--- Task requirements ---
Identify the lines that contain the word "type", then copy them.

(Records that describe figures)
·····

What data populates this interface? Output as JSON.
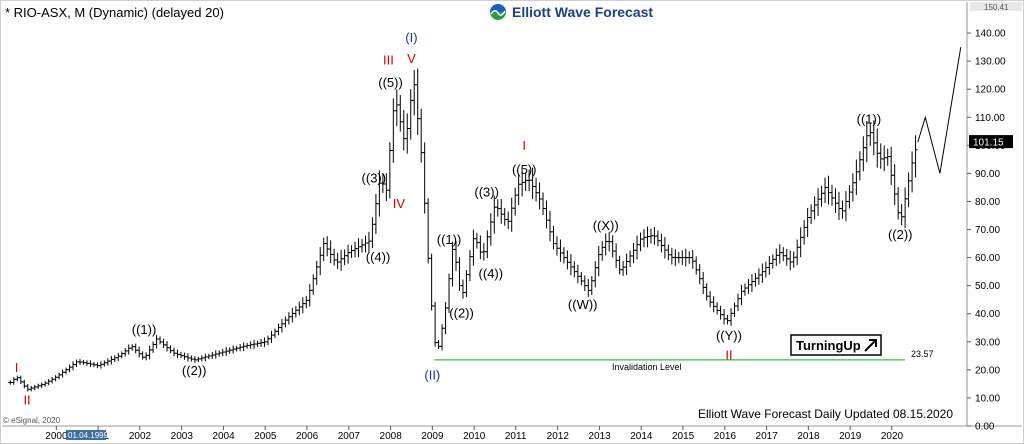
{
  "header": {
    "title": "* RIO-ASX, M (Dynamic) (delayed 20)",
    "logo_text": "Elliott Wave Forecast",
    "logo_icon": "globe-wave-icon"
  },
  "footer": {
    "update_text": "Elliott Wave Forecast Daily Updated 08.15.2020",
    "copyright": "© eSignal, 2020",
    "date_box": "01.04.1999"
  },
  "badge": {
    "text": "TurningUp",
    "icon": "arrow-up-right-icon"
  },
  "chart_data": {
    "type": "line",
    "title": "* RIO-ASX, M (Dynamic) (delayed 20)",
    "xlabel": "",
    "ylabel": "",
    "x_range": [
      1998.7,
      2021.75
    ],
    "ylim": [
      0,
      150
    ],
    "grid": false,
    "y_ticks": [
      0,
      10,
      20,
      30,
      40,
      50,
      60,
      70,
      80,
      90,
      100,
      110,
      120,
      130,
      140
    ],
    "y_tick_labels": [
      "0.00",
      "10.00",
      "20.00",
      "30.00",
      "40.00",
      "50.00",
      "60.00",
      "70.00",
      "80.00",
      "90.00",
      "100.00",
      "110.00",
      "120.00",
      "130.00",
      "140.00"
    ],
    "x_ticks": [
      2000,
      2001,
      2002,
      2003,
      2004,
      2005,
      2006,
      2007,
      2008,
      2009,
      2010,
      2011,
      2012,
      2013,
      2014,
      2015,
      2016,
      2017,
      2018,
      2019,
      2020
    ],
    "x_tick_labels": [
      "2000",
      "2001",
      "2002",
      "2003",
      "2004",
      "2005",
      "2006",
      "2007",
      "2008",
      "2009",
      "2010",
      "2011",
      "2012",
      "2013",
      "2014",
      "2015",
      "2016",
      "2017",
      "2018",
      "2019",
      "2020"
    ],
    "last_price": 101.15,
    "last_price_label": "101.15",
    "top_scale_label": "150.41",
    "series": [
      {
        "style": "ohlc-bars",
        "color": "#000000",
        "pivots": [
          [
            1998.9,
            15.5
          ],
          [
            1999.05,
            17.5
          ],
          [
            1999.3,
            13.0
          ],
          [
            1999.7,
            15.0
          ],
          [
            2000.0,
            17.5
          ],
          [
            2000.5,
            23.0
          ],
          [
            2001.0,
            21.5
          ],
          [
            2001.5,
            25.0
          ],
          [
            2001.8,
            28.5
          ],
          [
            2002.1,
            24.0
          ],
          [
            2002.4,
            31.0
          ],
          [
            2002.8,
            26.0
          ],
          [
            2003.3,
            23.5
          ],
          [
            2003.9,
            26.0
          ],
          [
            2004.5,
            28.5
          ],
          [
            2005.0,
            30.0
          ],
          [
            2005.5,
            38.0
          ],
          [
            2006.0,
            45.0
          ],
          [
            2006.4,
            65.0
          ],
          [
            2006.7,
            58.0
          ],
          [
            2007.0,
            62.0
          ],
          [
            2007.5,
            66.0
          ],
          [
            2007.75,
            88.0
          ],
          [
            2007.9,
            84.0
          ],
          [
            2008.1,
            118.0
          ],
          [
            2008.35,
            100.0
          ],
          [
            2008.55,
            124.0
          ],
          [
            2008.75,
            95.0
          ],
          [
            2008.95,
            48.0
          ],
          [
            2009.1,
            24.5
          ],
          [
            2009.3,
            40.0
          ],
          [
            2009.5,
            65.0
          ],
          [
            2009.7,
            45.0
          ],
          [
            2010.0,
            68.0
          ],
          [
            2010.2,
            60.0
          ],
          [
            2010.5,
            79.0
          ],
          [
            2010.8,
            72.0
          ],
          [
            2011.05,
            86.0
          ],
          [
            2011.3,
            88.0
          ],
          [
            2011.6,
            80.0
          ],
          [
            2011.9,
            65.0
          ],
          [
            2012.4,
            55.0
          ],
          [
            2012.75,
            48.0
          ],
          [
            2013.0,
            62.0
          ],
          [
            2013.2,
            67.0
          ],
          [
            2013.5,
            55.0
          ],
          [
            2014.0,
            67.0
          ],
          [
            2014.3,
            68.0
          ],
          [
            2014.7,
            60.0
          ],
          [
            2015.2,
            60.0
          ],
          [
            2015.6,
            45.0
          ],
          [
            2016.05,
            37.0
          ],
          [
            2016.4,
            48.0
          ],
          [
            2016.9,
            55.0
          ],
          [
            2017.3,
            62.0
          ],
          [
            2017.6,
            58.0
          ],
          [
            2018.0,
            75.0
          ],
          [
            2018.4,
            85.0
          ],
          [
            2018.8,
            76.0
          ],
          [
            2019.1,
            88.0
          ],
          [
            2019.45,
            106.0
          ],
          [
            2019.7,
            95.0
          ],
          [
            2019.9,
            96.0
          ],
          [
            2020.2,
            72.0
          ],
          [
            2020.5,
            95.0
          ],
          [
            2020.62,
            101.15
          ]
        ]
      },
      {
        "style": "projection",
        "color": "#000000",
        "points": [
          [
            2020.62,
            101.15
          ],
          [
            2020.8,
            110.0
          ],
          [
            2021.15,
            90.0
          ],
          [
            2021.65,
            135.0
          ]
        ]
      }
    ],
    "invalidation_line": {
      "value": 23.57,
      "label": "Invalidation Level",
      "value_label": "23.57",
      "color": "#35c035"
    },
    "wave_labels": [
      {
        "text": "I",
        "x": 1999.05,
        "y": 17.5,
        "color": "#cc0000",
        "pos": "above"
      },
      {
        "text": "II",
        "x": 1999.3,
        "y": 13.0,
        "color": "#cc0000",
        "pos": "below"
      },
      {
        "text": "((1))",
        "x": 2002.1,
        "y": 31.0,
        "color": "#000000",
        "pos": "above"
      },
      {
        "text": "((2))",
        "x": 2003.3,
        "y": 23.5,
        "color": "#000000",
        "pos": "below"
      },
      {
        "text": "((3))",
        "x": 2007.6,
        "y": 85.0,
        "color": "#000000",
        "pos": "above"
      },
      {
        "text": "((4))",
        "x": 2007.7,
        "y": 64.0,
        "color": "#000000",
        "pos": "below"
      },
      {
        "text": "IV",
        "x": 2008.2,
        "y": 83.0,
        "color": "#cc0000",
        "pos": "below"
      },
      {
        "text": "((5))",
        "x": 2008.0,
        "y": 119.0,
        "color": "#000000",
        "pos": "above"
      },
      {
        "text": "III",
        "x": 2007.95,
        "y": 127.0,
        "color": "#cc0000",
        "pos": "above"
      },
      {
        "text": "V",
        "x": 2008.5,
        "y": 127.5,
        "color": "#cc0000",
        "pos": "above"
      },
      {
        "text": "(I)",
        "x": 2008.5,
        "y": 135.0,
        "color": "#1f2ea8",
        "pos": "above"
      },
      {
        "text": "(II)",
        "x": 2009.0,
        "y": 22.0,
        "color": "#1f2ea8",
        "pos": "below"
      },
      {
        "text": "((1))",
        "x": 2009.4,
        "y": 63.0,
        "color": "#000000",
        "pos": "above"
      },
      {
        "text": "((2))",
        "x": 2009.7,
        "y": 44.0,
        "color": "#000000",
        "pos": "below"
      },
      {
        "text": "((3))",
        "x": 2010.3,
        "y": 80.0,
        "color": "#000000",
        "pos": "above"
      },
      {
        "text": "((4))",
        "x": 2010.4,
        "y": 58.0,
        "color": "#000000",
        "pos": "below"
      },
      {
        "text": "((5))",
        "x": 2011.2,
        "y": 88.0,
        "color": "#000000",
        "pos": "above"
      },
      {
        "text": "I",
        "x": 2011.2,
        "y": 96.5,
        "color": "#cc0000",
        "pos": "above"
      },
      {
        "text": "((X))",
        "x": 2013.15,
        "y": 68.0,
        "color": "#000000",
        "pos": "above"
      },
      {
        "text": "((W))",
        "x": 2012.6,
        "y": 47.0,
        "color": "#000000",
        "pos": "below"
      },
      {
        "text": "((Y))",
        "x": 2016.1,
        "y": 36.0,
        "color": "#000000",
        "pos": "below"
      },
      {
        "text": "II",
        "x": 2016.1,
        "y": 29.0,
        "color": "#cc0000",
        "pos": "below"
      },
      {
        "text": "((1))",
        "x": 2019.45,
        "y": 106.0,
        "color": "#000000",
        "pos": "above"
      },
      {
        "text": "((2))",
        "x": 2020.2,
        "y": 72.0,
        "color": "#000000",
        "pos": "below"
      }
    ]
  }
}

·····

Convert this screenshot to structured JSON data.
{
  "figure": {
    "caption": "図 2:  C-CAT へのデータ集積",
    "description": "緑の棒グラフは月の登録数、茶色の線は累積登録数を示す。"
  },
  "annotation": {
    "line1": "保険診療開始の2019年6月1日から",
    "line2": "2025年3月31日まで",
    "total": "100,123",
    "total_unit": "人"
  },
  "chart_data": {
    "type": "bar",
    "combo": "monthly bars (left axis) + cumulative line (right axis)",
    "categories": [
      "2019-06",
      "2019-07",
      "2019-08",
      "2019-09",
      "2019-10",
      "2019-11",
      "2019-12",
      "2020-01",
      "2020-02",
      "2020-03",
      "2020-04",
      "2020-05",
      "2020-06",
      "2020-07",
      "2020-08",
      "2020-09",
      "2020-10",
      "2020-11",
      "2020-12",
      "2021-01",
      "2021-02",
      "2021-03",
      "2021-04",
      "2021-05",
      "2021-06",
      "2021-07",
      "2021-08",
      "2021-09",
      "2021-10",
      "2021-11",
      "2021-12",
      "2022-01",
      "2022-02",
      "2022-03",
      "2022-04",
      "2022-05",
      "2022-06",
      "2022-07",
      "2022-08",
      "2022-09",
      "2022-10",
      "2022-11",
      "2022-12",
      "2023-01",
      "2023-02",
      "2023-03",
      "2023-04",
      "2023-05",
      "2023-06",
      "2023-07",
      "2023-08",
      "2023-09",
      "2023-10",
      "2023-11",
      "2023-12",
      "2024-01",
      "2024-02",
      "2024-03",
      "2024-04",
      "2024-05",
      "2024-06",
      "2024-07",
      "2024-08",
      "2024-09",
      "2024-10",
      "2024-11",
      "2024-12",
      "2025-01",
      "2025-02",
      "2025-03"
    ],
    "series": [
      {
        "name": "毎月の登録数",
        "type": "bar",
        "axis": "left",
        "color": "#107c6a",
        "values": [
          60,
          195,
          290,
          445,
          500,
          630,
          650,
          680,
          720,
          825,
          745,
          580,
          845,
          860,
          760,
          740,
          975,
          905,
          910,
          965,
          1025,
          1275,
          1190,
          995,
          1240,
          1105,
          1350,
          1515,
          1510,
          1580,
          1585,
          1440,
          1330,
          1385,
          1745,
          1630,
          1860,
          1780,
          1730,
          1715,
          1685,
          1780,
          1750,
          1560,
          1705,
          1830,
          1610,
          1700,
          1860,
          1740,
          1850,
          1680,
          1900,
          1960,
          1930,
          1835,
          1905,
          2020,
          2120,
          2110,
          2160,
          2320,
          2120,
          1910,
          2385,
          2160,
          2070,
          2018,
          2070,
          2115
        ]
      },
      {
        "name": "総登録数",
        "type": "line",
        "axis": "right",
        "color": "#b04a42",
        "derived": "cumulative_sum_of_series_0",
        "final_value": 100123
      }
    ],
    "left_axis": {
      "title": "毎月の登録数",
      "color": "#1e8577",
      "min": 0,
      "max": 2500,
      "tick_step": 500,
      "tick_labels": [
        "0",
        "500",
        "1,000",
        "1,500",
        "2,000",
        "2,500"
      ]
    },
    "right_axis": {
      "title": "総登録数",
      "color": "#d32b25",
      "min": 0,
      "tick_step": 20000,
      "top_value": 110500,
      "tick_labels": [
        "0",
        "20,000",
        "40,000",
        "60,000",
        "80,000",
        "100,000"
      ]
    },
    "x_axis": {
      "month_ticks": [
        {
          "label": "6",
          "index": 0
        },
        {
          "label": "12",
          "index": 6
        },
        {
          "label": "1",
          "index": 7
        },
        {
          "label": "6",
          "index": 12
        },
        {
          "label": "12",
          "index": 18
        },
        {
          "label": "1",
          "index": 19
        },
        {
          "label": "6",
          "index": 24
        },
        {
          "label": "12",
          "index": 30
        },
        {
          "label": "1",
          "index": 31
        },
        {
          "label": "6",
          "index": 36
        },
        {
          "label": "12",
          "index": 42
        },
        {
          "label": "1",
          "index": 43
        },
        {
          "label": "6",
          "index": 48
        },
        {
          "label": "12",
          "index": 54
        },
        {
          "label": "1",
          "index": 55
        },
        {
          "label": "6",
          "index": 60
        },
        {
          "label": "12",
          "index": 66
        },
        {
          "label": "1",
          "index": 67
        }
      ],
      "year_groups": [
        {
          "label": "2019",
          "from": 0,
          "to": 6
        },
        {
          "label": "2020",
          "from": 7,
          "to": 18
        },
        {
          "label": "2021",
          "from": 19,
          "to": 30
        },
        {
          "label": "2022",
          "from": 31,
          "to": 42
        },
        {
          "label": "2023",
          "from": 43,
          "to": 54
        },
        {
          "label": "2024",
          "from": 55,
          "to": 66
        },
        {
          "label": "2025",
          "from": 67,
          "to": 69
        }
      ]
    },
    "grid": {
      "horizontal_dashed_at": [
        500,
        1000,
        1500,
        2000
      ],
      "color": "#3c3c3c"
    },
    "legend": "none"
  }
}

·····

--- Task result ---
    "type": "line",
    "type": "bar",
        "type": "bar",
        "type": "line",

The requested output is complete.